■ **WHAT IS REQUIRED**
Below are the records. List every line holding the word "лідера".

■ **ENTRIES SHOWN**
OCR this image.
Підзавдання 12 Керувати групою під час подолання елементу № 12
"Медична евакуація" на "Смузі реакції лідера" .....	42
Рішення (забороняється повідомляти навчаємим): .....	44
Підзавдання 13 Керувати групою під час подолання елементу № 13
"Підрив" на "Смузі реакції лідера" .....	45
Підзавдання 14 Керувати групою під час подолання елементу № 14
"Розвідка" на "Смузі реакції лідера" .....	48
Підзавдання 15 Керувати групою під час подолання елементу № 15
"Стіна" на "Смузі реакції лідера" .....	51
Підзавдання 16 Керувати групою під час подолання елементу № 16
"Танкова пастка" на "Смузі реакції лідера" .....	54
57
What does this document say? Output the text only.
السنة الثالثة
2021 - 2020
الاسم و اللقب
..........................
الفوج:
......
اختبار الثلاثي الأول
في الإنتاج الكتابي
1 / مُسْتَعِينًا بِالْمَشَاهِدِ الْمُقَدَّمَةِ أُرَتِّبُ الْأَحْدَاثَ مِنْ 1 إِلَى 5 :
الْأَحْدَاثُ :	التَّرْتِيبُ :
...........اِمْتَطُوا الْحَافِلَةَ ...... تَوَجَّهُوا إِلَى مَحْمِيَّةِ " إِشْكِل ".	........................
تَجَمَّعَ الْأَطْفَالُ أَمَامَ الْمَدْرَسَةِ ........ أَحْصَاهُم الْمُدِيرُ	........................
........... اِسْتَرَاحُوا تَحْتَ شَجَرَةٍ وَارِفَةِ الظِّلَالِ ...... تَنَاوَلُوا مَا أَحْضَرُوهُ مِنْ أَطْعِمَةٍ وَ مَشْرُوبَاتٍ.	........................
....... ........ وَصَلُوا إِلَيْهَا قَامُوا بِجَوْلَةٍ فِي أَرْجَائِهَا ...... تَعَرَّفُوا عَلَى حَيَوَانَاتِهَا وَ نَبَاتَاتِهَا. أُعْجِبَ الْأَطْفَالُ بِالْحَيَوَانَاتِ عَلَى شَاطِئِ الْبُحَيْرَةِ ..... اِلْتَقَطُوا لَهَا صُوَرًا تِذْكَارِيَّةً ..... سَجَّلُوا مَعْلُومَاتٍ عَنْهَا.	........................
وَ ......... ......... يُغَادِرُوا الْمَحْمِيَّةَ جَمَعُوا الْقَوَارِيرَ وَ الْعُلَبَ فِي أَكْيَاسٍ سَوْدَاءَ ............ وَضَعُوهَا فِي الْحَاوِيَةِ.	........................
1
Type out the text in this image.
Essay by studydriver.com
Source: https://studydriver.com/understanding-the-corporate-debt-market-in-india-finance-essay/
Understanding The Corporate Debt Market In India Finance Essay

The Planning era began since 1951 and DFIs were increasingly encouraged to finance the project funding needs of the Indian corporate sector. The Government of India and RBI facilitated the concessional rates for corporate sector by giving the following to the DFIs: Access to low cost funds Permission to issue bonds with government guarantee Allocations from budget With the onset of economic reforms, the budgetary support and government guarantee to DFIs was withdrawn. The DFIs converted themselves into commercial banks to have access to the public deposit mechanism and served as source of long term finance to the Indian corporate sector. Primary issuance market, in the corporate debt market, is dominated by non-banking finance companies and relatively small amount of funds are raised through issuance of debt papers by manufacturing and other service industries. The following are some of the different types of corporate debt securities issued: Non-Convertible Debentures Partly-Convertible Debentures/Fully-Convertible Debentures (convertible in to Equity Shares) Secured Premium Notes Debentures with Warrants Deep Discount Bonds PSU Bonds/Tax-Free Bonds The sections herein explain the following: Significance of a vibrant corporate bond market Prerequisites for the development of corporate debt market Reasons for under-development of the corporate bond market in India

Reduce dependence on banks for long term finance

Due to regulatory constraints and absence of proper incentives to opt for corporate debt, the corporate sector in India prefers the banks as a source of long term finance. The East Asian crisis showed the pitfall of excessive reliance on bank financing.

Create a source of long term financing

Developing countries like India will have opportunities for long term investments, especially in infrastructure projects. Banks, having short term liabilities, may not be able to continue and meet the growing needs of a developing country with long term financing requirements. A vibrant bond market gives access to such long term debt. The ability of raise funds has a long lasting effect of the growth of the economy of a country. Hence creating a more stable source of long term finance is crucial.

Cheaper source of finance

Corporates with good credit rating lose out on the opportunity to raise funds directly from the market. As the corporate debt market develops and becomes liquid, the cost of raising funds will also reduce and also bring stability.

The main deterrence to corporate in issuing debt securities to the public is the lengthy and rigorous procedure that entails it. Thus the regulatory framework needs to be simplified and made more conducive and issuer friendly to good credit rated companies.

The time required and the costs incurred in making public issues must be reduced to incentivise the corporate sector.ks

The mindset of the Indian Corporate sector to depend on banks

■ **EXERCISE SOLUTION**
"Медична евакуація" на "Смузі реакції лідера" .....	42
"Підрив" на "Смузі реакції лідера" .....	45
"Розвідка" на "Смузі реакції лідера" .....	48
"Стіна" на "Смузі реакції лідера" .....	51
"Танкова пастка" на "Смузі реакції лідера" .....	54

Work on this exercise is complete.